» Exercise task:
What follows is a block of records; reproduce all of it verbatim.

——

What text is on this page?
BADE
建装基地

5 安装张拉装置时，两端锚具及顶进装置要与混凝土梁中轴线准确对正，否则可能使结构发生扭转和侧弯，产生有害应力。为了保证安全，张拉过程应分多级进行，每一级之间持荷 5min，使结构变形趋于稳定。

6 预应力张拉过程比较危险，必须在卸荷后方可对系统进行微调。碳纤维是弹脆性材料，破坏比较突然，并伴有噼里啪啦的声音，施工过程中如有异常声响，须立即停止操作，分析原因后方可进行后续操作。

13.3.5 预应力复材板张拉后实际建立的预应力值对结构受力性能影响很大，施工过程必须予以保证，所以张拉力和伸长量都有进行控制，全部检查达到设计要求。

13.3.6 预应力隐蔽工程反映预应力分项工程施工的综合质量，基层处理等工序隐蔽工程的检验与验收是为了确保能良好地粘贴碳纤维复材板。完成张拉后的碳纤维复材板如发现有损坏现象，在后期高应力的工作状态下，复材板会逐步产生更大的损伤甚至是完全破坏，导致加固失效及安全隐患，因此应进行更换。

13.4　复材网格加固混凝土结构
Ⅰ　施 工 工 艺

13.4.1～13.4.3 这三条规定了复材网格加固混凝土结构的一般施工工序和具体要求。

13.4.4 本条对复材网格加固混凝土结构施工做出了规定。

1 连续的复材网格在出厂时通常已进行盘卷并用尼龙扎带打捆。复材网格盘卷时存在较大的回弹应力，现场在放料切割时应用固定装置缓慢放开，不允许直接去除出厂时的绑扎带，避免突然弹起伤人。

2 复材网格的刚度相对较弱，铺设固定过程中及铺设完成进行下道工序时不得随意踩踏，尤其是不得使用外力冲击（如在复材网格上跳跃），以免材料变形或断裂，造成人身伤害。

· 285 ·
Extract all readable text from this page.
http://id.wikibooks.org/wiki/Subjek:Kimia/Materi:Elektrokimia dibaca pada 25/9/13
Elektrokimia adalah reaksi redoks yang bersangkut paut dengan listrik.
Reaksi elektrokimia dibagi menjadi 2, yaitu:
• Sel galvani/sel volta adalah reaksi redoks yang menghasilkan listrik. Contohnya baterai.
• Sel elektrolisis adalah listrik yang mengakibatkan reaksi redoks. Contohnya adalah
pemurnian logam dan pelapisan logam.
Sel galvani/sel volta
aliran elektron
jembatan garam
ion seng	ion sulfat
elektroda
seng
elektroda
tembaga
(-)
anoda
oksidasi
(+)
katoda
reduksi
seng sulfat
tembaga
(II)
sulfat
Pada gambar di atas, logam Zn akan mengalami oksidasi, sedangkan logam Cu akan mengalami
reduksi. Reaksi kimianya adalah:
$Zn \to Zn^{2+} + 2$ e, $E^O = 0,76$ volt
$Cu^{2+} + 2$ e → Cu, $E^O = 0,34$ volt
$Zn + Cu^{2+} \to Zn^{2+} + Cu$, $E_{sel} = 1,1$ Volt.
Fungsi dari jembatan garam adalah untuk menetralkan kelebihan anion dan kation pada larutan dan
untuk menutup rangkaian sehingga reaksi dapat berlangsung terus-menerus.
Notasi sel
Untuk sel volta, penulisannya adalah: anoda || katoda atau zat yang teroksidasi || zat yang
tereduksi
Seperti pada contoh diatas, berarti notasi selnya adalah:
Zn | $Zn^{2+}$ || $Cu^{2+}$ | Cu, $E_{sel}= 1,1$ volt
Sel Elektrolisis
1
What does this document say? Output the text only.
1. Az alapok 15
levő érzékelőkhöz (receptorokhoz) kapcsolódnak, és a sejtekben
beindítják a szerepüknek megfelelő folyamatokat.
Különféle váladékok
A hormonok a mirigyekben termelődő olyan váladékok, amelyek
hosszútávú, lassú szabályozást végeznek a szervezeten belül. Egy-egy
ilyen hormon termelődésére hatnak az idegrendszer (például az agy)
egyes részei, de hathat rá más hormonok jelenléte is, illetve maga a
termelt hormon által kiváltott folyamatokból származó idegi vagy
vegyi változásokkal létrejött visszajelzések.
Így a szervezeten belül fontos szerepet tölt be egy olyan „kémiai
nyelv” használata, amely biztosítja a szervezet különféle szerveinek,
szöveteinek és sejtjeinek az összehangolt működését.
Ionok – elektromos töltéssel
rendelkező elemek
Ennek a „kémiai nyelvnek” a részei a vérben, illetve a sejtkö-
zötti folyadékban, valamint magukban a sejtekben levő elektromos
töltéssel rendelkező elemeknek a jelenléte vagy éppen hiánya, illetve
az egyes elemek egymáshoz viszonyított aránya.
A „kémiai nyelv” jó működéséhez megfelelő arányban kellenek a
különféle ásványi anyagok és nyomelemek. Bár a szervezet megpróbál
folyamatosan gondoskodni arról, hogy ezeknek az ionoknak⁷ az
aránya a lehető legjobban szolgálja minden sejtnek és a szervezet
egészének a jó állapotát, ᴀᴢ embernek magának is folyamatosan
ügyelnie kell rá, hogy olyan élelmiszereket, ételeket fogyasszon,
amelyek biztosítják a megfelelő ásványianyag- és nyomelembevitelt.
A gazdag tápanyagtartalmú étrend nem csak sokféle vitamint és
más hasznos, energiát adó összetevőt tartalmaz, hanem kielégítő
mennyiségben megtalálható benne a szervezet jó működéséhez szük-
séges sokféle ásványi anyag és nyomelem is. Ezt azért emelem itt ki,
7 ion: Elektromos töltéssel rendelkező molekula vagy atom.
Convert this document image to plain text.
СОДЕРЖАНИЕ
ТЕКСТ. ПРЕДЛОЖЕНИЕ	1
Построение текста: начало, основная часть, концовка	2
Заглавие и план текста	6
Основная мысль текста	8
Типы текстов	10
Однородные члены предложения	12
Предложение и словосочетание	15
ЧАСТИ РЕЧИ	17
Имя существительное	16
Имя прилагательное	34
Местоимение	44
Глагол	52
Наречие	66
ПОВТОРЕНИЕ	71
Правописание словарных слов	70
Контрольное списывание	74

——

» Final result:
What text is on this page?
BADE
建装基地

5 安装张拉装置时，两端锚具及顶进装置要与混凝土梁中轴线准确对正，否则可能使结构发生扭转和侧弯，产生有害应力。为了保证安全，张拉过程应分多级进行，每一级之间持荷 5min，使结构变形趋于稳定。

6 预应力张拉过程比较危险，必须在卸荷后方可对系统进行微调。碳纤维是弹脆性材料，破坏比较突然，并伴有噼里啪啦的声音，施工过程中如有异常声响，须立即停止操作，分析原因后方可进行后续操作。

13.3.5 预应力复材板张拉后实际建立的预应力值对结构受力性能影响很大，施工过程必须予以保证，所以张拉力和伸长量都有进行控制，全部检查达到设计要求。

13.3.6 预应力隐蔽工程反映预应力分项工程施工的综合质量，基层处理等工序隐蔽工程的检验与验收是为了确保能良好地粘贴碳纤维复材板。完成张拉后的碳纤维复材板如发现有损坏现象，在后期高应力的工作状态下，复材板会逐步产生更大的损伤甚至是完全破坏，导致加固失效及安全隐患，因此应进行更换。

13.4　复材网格加固混凝土结构
Ⅰ　施 工 工 艺

13.4.1～13.4.3 这三条规定了复材网格加固混凝土结构的一般施工工序和具体要求。

13.4.4 本条对复材网格加固混凝土结构施工做出了规定。

1 连续的复材网格在出厂时通常已进行盘卷并用尼龙扎带打捆。复材网格盘卷时存在较大的回弹应力，现场在放料切割时应用固定装置缓慢放开，不允许直接去除出厂时的绑扎带，避免突然弹起伤人。

2 复材网格的刚度相对较弱，铺设固定过程中及铺设完成进行下道工序时不得随意踩踏，尤其是不得使用外力冲击（如在复材网格上跳跃），以免材料变形或断裂，造成人身伤害。

· 285 ·
Extract all readable text from this page.
http://id.wikibooks.org/wiki/Subjek:Kimia/Materi:Elektrokimia dibaca pada 25/9/13
Elektrokimia adalah reaksi redoks yang bersangkut paut dengan listrik.
Reaksi elektrokimia dibagi menjadi 2, yaitu:
• Sel galvani/sel volta adalah reaksi redoks yang menghasilkan listrik. Contohnya baterai.
• Sel elektrolisis adalah listrik yang mengakibatkan reaksi redoks. Contohnya adalah
pemurnian logam dan pelapisan logam.
Sel galvani/sel volta
aliran elektron
jembatan garam
ion seng	ion sulfat
elektroda
seng
elektroda
tembaga
(-)
anoda
oksidasi
(+)
katoda
reduksi
seng sulfat
tembaga
(II)
sulfat
Pada gambar di atas, logam Zn akan mengalami oksidasi, sedangkan logam Cu akan mengalami
reduksi. Reaksi kimianya adalah:
$Zn \to Zn^{2+} + 2$ e, $E^O = 0,76$ volt
$Cu^{2+} + 2$ e → Cu, $E^O = 0,34$ volt
$Zn + Cu^{2+} \to Zn^{2+} + Cu$, $E_{sel} = 1,1$ Volt.
Fungsi dari jembatan garam adalah untuk menetralkan kelebihan anion dan kation pada larutan dan
untuk menutup rangkaian sehingga reaksi dapat berlangsung terus-menerus.
Notasi sel
Untuk sel volta, penulisannya adalah: anoda || katoda atau zat yang teroksidasi || zat yang
tereduksi
Seperti pada contoh diatas, berarti notasi selnya adalah:
Zn | $Zn^{2+}$ || $Cu^{2+}$ | Cu, $E_{sel}= 1,1$ volt
Sel Elektrolisis
1
What does this document say? Output the text only.
1. Az alapok 15
levő érzékelőkhöz (receptorokhoz) kapcsolódnak, és a sejtekben
beindítják a szerepüknek megfelelő folyamatokat.
Különféle váladékok
A hormonok a mirigyekben termelődő olyan váladékok, amelyek
hosszútávú, lassú szabályozást végeznek a szervezeten belül. Egy-egy
ilyen hormon termelődésére hatnak az idegrendszer (például az agy)
egyes részei, de hathat rá más hormonok jelenléte is, illetve maga a
termelt hormon által kiváltott folyamatokból származó idegi vagy
vegyi változásokkal létrejött visszajelzések.
Így a szervezeten belül fontos szerepet tölt be egy olyan „kémiai
nyelv” használata, amely biztosítja a szervezet különféle szerveinek,
szöveteinek és sejtjeinek az összehangolt működését.
Ionok – elektromos töltéssel
rendelkező elemek
Ennek a „kémiai nyelvnek” a részei a vérben, illetve a sejtkö-
zötti folyadékban, valamint magukban a sejtekben levő elektromos
töltéssel rendelkező elemeknek a jelenléte vagy éppen hiánya, illetve
az egyes elemek egymáshoz viszonyított aránya.
A „kémiai nyelv” jó működéséhez megfelelő arányban kellenek a
különféle ásványi anyagok és nyomelemek. Bár a szervezet megpróbál
folyamatosan gondoskodni arról, hogy ezeknek az ionoknak⁷ az
aránya a lehető legjobban szolgálja minden sejtnek és a szervezet
egészének a jó állapotát, ᴀᴢ embernek magának is folyamatosan
ügyelnie kell rá, hogy olyan élelmiszereket, ételeket fogyasszon,
amelyek biztosítják a megfelelő ásványianyag- és nyomelembevitelt.
A gazdag tápanyagtartalmú étrend nem csak sokféle vitamint és
más hasznos, energiát adó összetevőt tartalmaz, hanem kielégítő
mennyiségben megtalálható benne a szervezet jó működéséhez szük-
séges sokféle ásványi anyag és nyomelem is. Ezt azért emelem itt ki,
7 ion: Elektromos töltéssel rendelkező molekula vagy atom.
Convert this document image to plain text.
СОДЕРЖАНИЕ
ТЕКСТ. ПРЕДЛОЖЕНИЕ	1
Построение текста: начало, основная часть, концовка	2
Заглавие и план текста	6
Основная мысль текста	8
Типы текстов	10
Однородные члены предложения	12
Предложение и словосочетание	15
ЧАСТИ РЕЧИ	17
Имя существительное	16
Имя прилагательное	34
Местоимение	44
Глагол	52
Наречие	66
ПОВТОРЕНИЕ	71
Правописание словарных слов	70
Контрольное списывание	74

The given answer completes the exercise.